ACTIVITY
Write the entries out again. Every character must match.

Records from a data source:
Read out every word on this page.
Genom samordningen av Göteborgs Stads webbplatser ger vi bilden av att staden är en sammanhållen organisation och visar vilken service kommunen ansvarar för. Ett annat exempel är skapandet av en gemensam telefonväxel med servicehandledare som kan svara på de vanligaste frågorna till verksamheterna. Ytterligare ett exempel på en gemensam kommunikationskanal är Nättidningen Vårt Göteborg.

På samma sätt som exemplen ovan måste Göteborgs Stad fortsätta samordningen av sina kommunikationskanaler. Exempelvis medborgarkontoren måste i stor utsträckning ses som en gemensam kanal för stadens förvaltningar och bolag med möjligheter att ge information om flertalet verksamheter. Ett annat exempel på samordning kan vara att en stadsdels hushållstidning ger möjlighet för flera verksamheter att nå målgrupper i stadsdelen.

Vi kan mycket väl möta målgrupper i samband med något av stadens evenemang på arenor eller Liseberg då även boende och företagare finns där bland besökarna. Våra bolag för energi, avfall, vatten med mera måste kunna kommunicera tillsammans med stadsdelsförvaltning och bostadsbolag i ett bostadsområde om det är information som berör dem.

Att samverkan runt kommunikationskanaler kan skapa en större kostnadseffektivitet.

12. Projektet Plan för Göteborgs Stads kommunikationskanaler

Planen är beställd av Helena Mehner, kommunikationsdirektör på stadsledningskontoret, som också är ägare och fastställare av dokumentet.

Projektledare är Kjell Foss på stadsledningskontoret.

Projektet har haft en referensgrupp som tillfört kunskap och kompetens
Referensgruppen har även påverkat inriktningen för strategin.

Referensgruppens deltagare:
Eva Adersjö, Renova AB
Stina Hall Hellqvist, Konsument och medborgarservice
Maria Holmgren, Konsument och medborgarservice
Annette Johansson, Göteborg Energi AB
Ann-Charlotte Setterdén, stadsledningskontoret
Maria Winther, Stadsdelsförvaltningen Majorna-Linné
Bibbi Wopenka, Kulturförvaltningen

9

RESPONSE TO THE EXERCISE
Read out every word on this page.
Genom samordningen av Göteborgs Stads webbplatser ger vi bilden av att staden är en sammanhållen organisation och visar vilken service kommunen ansvarar för. Ett annat exempel är skapandet av en gemensam telefonväxel med servicehandledare som kan svara på de vanligaste frågorna till verksamheterna. Ytterligare ett exempel på en gemensam kommunikationskanal är Nättidningen Vårt Göteborg.

På samma sätt som exemplen ovan måste Göteborgs Stad fortsätta samordningen av sina kommunikationskanaler. Exempelvis medborgarkontoren måste i stor utsträckning ses som en gemensam kanal för stadens förvaltningar och bolag med möjligheter att ge information om flertalet verksamheter. Ett annat exempel på samordning kan vara att en stadsdels hushållstidning ger möjlighet för flera verksamheter att nå målgrupper i stadsdelen.

Vi kan mycket väl möta målgrupper i samband med något av stadens evenemang på arenor eller Liseberg då även boende och företagare finns där bland besökarna. Våra bolag för energi, avfall, vatten med mera måste kunna kommunicera tillsammans med stadsdelsförvaltning och bostadsbolag i ett bostadsområde om det är information som berör dem.

Att samverkan runt kommunikationskanaler kan skapa en större kostnadseffektivitet.

12. Projektet Plan för Göteborgs Stads kommunikationskanaler

Planen är beställd av Helena Mehner, kommunikationsdirektör på stadsledningskontoret, som också är ägare och fastställare av dokumentet.

Projektledare är Kjell Foss på stadsledningskontoret.

Projektet har haft en referensgrupp som tillfört kunskap och kompetens
Referensgruppen har även påverkat inriktningen för strategin.

Referensgruppens deltagare:
Eva Adersjö, Renova AB
Stina Hall Hellqvist, Konsument och medborgarservice
Maria Holmgren, Konsument och medborgarservice
Annette Johansson, Göteborg Energi AB
Ann-Charlotte Setterdén, stadsledningskontoret
Maria Winther, Stadsdelsförvaltningen Majorna-Linné
Bibbi Wopenka, Kulturförvaltningen

9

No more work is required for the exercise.